-- BEGIN --

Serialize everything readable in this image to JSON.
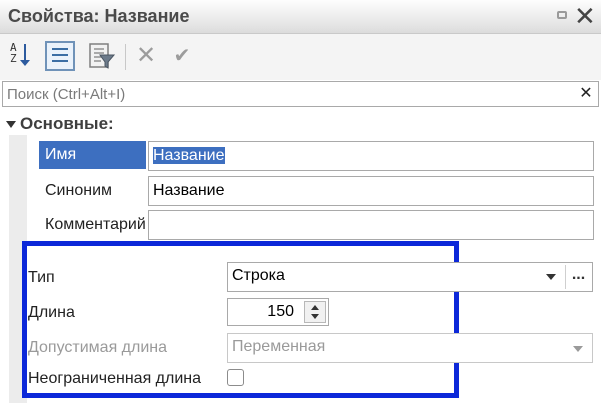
{
  "window": {
    "title": "Свойства: Название"
  },
  "toolbar": {
    "sort_icon_text": "A\nZ",
    "delete_symbol": "✕",
    "ok_symbol": "✔"
  },
  "search": {
    "placeholder": "Поиск (Ctrl+Alt+I)",
    "clear_symbol": "✕"
  },
  "section": {
    "title": "Основные:"
  },
  "properties": {
    "name_label": "Имя",
    "name_value": "Название",
    "synonym_label": "Синоним",
    "synonym_value": "Название",
    "comment_label": "Комментарий",
    "comment_value": ""
  },
  "type_block": {
    "type_label": "Тип",
    "type_value": "Строка",
    "more_symbol": "...",
    "length_label": "Длина",
    "length_value": "150",
    "allowed_length_label": "Допустимая длина",
    "allowed_length_value": "Переменная",
    "unlimited_label": "Неограниченная длина"
  },
  "colors": {
    "highlight_frame": "#0c28d9",
    "selection": "#3d6fc0"
  }
}
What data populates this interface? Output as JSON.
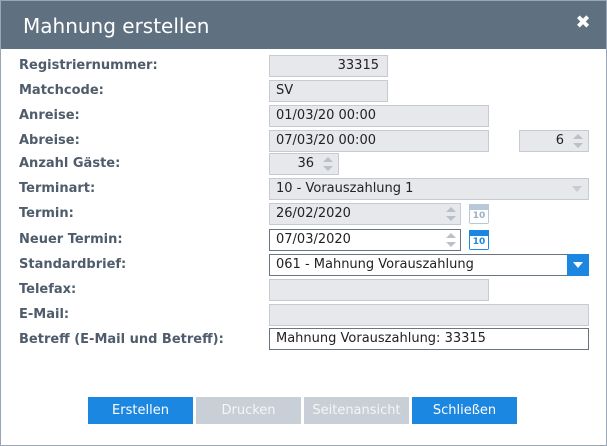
{
  "dialog": {
    "title": "Mahnung erstellen",
    "close_symbol": "✖"
  },
  "labels": {
    "registriernummer": "Registriernummer:",
    "matchcode": "Matchcode:",
    "anreise": "Anreise:",
    "abreise": "Abreise:",
    "anzahl_gaeste": "Anzahl Gäste:",
    "terminart": "Terminart:",
    "termin": "Termin:",
    "neuer_termin": "Neuer Termin:",
    "standardbrief": "Standardbrief:",
    "telefax": "Telefax:",
    "email": "E-Mail:",
    "betreff": "Betreff (E-Mail und Betreff):"
  },
  "fields": {
    "registriernummer": "33315",
    "matchcode": "SV",
    "anreise": "01/03/20 00:00",
    "abreise": "07/03/20 00:00",
    "naechte": "6",
    "anzahl_gaeste": "36",
    "terminart": "10 - Vorauszahlung 1",
    "termin": "26/02/2020",
    "neuer_termin": "07/03/2020",
    "standardbrief": "061 - Mahnung Vorauszahlung",
    "telefax": "",
    "email": "",
    "betreff": "Mahnung Vorauszahlung: 33315"
  },
  "calendar_day": "10",
  "buttons": {
    "erstellen": "Erstellen",
    "drucken": "Drucken",
    "seitenansicht": "Seitenansicht",
    "schliessen": "Schließen"
  },
  "colors": {
    "titlebar": "#5f7080",
    "accent": "#1c87e0",
    "label": "#4e5c6b",
    "disabled_button": "#c9cfd6"
  }
}
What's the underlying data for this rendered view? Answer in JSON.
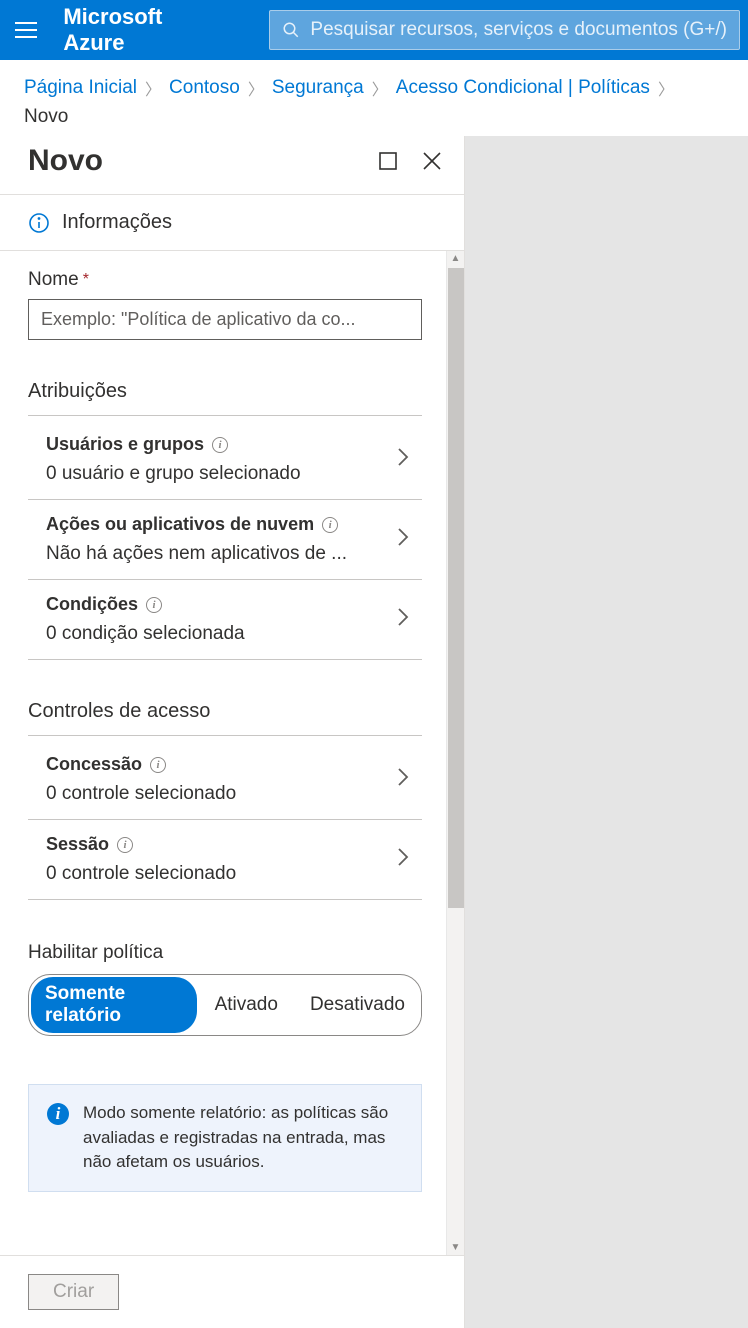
{
  "header": {
    "brand": "Microsoft Azure",
    "search_placeholder": "Pesquisar recursos, serviços e documentos (G+/)"
  },
  "breadcrumb": {
    "items": [
      "Página Inicial",
      "Contoso",
      "Segurança",
      "Acesso Condicional | Políticas"
    ],
    "current": "Novo"
  },
  "blade": {
    "title": "Novo",
    "info_label": "Informações",
    "name": {
      "label": "Nome",
      "placeholder": "Exemplo: \"Política de aplicativo da co..."
    },
    "assignments": {
      "header": "Atribuições",
      "items": [
        {
          "title": "Usuários e grupos",
          "sub": "0 usuário e grupo selecionado"
        },
        {
          "title": "Ações ou aplicativos de nuvem",
          "sub": "Não há ações nem aplicativos de ..."
        },
        {
          "title": "Condições",
          "sub": "0 condição selecionada"
        }
      ]
    },
    "access_controls": {
      "header": "Controles de acesso",
      "items": [
        {
          "title": "Concessão",
          "sub": "0 controle selecionado"
        },
        {
          "title": "Sessão",
          "sub": "0 controle selecionado"
        }
      ]
    },
    "enable_policy": {
      "label": "Habilitar política",
      "options": [
        "Somente relatório",
        "Ativado",
        "Desativado"
      ],
      "selected": 0
    },
    "info_box": "Modo somente relatório: as políticas são avaliadas e registradas na entrada, mas não afetam os usuários.",
    "create_button": "Criar"
  }
}
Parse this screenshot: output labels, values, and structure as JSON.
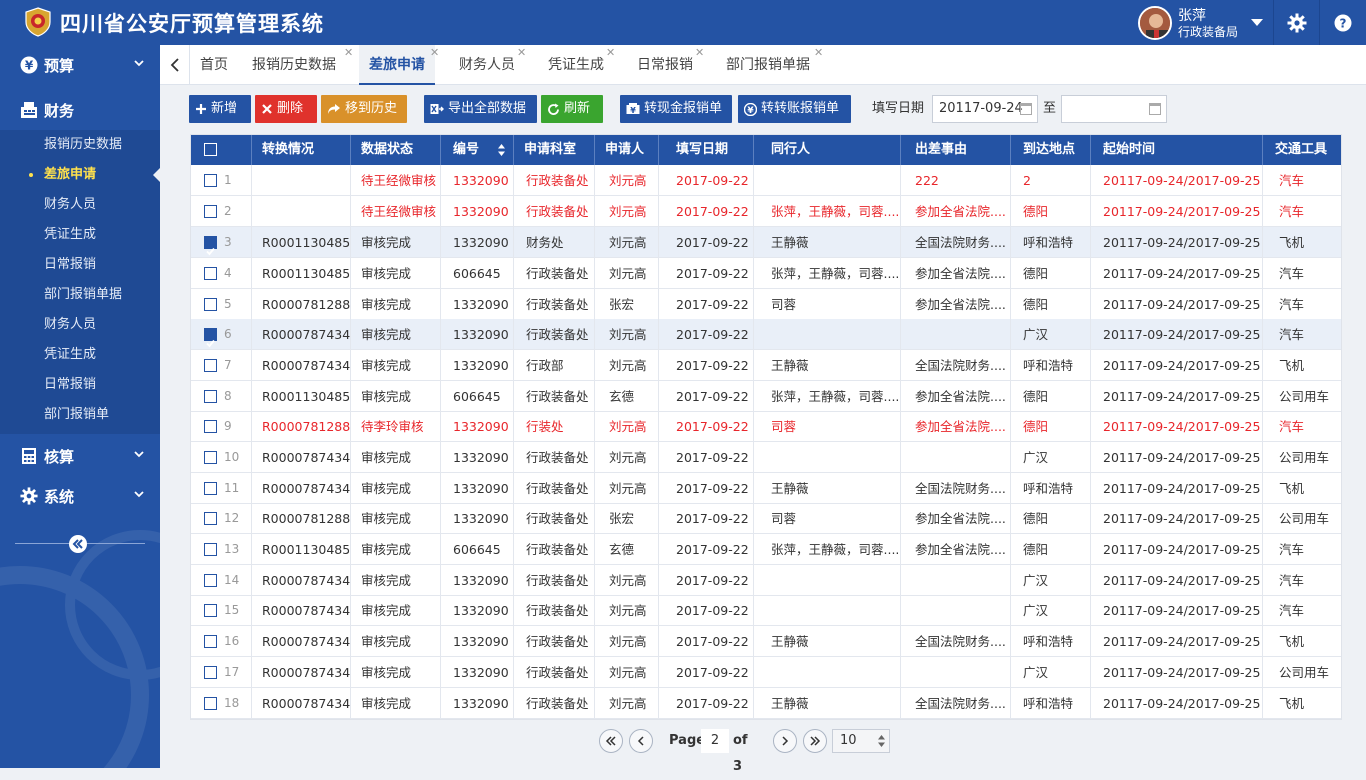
{
  "header": {
    "title": "四川省公安厅预算管理系统",
    "user_name": "张萍",
    "user_dept": "行政装备局"
  },
  "sidebar": {
    "groups": [
      {
        "label": "预算",
        "icon": "yen-circle-icon"
      },
      {
        "label": "财务",
        "icon": "cash-register-icon"
      },
      {
        "label": "核算",
        "icon": "calculator-icon"
      },
      {
        "label": "系统",
        "icon": "gear-icon"
      }
    ],
    "items": [
      {
        "label": "报销历史数据"
      },
      {
        "label": "差旅申请",
        "active": true
      },
      {
        "label": "财务人员"
      },
      {
        "label": "凭证生成"
      },
      {
        "label": "日常报销"
      },
      {
        "label": "部门报销单据"
      },
      {
        "label": "财务人员"
      },
      {
        "label": "凭证生成"
      },
      {
        "label": "日常报销"
      },
      {
        "label": "部门报销单"
      }
    ]
  },
  "tabs": [
    {
      "label": "首页",
      "closable": false
    },
    {
      "label": "报销历史数据",
      "closable": true
    },
    {
      "label": "差旅申请",
      "closable": true,
      "active": true
    },
    {
      "label": "财务人员",
      "closable": true
    },
    {
      "label": "凭证生成",
      "closable": true
    },
    {
      "label": "日常报销",
      "closable": true
    },
    {
      "label": "部门报销单据",
      "closable": true
    }
  ],
  "toolbar": {
    "add": "新增",
    "delete": "删除",
    "move_history": "移到历史",
    "export_all": "导出全部数据",
    "refresh": "刷新",
    "to_cash": "转现金报销单",
    "to_transfer": "转转账报销单",
    "date_label": "填写日期",
    "date_from": "20117-09-24",
    "date_to": "",
    "to_label": "至",
    "colors": {
      "add": "#2453a4",
      "delete": "#e0322c",
      "move": "#d9912a",
      "export": "#2453a4",
      "refresh": "#3aa52f",
      "to_cash": "#2453a4",
      "to_transfer": "#2453a4"
    }
  },
  "table": {
    "columns": [
      "转换情况",
      "数据状态",
      "编号",
      "申请科室",
      "申请人",
      "填写日期",
      "同行人",
      "出差事由",
      "到达地点",
      "起始时间",
      "交通工具"
    ],
    "rows": [
      {
        "n": "1",
        "checked": false,
        "red": true,
        "cells": [
          "",
          "待王经微审核",
          "1332090",
          "行政装备处",
          "刘元高",
          "2017-09-22",
          "",
          "222",
          "2",
          "20117-09-24/2017-09-25",
          "汽车"
        ]
      },
      {
        "n": "2",
        "checked": false,
        "red": true,
        "cells": [
          "",
          "待王经微审核",
          "1332090",
          "行政装备处",
          "刘元高",
          "2017-09-22",
          "张萍，王静薇，司蓉....",
          "参加全省法院....",
          "德阳",
          "20117-09-24/2017-09-25",
          "汽车"
        ]
      },
      {
        "n": "3",
        "checked": true,
        "red": false,
        "cells": [
          "R0001130485",
          "审核完成",
          "1332090",
          "财务处",
          "刘元高",
          "2017-09-22",
          "王静薇",
          "全国法院财务....",
          "呼和浩特",
          "20117-09-24/2017-09-25",
          "飞机"
        ]
      },
      {
        "n": "4",
        "checked": false,
        "red": false,
        "cells": [
          "R0001130485",
          "审核完成",
          "606645",
          "行政装备处",
          "刘元高",
          "2017-09-22",
          "张萍，王静薇，司蓉....",
          "参加全省法院....",
          "德阳",
          "20117-09-24/2017-09-25",
          "汽车"
        ]
      },
      {
        "n": "5",
        "checked": false,
        "red": false,
        "cells": [
          "R0000781288",
          "审核完成",
          "1332090",
          "行政装备处",
          "张宏",
          "2017-09-22",
          "司蓉",
          "参加全省法院....",
          "德阳",
          "20117-09-24/2017-09-25",
          "汽车"
        ]
      },
      {
        "n": "6",
        "checked": true,
        "red": false,
        "cells": [
          "R0000787434",
          "审核完成",
          "1332090",
          "行政装备处",
          "刘元高",
          "2017-09-22",
          "",
          "",
          "广汉",
          "20117-09-24/2017-09-25",
          "汽车"
        ]
      },
      {
        "n": "7",
        "checked": false,
        "red": false,
        "cells": [
          "R0000787434",
          "审核完成",
          "1332090",
          "行政部",
          "刘元高",
          "2017-09-22",
          "王静薇",
          "全国法院财务....",
          "呼和浩特",
          "20117-09-24/2017-09-25",
          "飞机"
        ]
      },
      {
        "n": "8",
        "checked": false,
        "red": false,
        "cells": [
          "R0001130485",
          "审核完成",
          "606645",
          "行政装备处",
          "玄德",
          "2017-09-22",
          "张萍，王静薇，司蓉....",
          "参加全省法院....",
          "德阳",
          "20117-09-24/2017-09-25",
          "公司用车"
        ]
      },
      {
        "n": "9",
        "checked": false,
        "red": true,
        "cells": [
          "R0000781288",
          "待李玲审核",
          "1332090",
          "行装处",
          "刘元高",
          "2017-09-22",
          "司蓉",
          "参加全省法院....",
          "德阳",
          "20117-09-24/2017-09-25",
          "汽车"
        ]
      },
      {
        "n": "10",
        "checked": false,
        "red": false,
        "cells": [
          "R0000787434",
          "审核完成",
          "1332090",
          "行政装备处",
          "刘元高",
          "2017-09-22",
          "",
          "",
          "广汉",
          "20117-09-24/2017-09-25",
          "公司用车"
        ]
      },
      {
        "n": "11",
        "checked": false,
        "red": false,
        "cells": [
          "R0000787434",
          "审核完成",
          "1332090",
          "行政装备处",
          "刘元高",
          "2017-09-22",
          "王静薇",
          "全国法院财务....",
          "呼和浩特",
          "20117-09-24/2017-09-25",
          "飞机"
        ]
      },
      {
        "n": "12",
        "checked": false,
        "red": false,
        "cells": [
          "R0000781288",
          "审核完成",
          "1332090",
          "行政装备处",
          "张宏",
          "2017-09-22",
          "司蓉",
          "参加全省法院....",
          "德阳",
          "20117-09-24/2017-09-25",
          "公司用车"
        ]
      },
      {
        "n": "13",
        "checked": false,
        "red": false,
        "cells": [
          "R0001130485",
          "审核完成",
          "606645",
          "行政装备处",
          "玄德",
          "2017-09-22",
          "张萍，王静薇，司蓉....",
          "参加全省法院....",
          "德阳",
          "20117-09-24/2017-09-25",
          "汽车"
        ]
      },
      {
        "n": "14",
        "checked": false,
        "red": false,
        "cells": [
          "R0000787434",
          "审核完成",
          "1332090",
          "行政装备处",
          "刘元高",
          "2017-09-22",
          "",
          "",
          "广汉",
          "20117-09-24/2017-09-25",
          "汽车"
        ]
      },
      {
        "n": "15",
        "checked": false,
        "red": false,
        "cells": [
          "R0000787434",
          "审核完成",
          "1332090",
          "行政装备处",
          "刘元高",
          "2017-09-22",
          "",
          "",
          "广汉",
          "20117-09-24/2017-09-25",
          "汽车"
        ]
      },
      {
        "n": "16",
        "checked": false,
        "red": false,
        "cells": [
          "R0000787434",
          "审核完成",
          "1332090",
          "行政装备处",
          "刘元高",
          "2017-09-22",
          "王静薇",
          "全国法院财务....",
          "呼和浩特",
          "20117-09-24/2017-09-25",
          "飞机"
        ]
      },
      {
        "n": "17",
        "checked": false,
        "red": false,
        "cells": [
          "R0000787434",
          "审核完成",
          "1332090",
          "行政装备处",
          "刘元高",
          "2017-09-22",
          "",
          "",
          "广汉",
          "20117-09-24/2017-09-25",
          "公司用车"
        ]
      },
      {
        "n": "18",
        "checked": false,
        "red": false,
        "cells": [
          "R0000787434",
          "审核完成",
          "1332090",
          "行政装备处",
          "刘元高",
          "2017-09-22",
          "王静薇",
          "全国法院财务....",
          "呼和浩特",
          "20117-09-24/2017-09-25",
          "飞机"
        ]
      }
    ]
  },
  "pager": {
    "page_label": "Page",
    "page": "2",
    "of_label": "of 3",
    "page_size": "10"
  }
}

-- END --

Look over the listing. Pull out every line with the string "relatório" in it.

        "Somente relatório",
    "info_box": "Modo somente relatório: as políticas são avaliadas e registradas na entrada, mas não afetam os usuários.",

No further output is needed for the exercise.